What this task involves: Type every record exactly as it appears.

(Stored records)
+-------+

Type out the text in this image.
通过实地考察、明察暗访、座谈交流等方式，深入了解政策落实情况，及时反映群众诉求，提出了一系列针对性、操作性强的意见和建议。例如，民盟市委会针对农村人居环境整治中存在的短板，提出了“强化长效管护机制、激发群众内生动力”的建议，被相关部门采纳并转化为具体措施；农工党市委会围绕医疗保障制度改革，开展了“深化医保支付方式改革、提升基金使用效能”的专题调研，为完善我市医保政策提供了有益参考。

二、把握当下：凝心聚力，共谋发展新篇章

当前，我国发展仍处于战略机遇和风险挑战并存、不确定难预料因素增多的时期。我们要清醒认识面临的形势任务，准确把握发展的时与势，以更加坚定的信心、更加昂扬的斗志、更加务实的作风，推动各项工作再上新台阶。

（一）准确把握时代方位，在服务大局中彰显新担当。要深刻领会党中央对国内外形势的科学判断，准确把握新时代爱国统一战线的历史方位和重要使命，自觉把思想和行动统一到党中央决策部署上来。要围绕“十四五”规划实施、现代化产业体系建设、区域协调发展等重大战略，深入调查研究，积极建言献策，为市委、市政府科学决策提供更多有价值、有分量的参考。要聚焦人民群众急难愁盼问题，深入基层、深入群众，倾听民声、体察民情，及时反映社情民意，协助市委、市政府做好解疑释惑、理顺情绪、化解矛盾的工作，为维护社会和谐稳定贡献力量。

+-------+

The result:
Type out the text in this image.
通过实地考察、明察暗访、座谈交流等方式，深入了解政策落实情况，及时反映群众诉求，提出了一系列针对性、操作性强的意见和建议。例如，民盟市委会针对农村人居环境整治中存在的短板，提出了“强化长效管护机制、激发群众内生动力”的建议，被相关部门采纳并转化为具体措施；农工党市委会围绕医疗保障制度改革，开展了“深化医保支付方式改革、提升基金使用效能”的专题调研，为完善我市医保政策提供了有益参考。

二、把握当下：凝心聚力，共谋发展新篇章

当前，我国发展仍处于战略机遇和风险挑战并存、不确定难预料因素增多的时期。我们要清醒认识面临的形势任务，准确把握发展的时与势，以更加坚定的信心、更加昂扬的斗志、更加务实的作风，推动各项工作再上新台阶。

（一）准确把握时代方位，在服务大局中彰显新担当。要深刻领会党中央对国内外形势的科学判断，准确把握新时代爱国统一战线的历史方位和重要使命，自觉把思想和行动统一到党中央决策部署上来。要围绕“十四五”规划实施、现代化产业体系建设、区域协调发展等重大战略，深入调查研究，积极建言献策，为市委、市政府科学决策提供更多有价值、有分量的参考。要聚焦人民群众急难愁盼问题，深入基层、深入群众，倾听民声、体察民情，及时反映社情民意，协助市委、市政府做好解疑释惑、理顺情绪、化解矛盾的工作，为维护社会和谐稳定贡献力量。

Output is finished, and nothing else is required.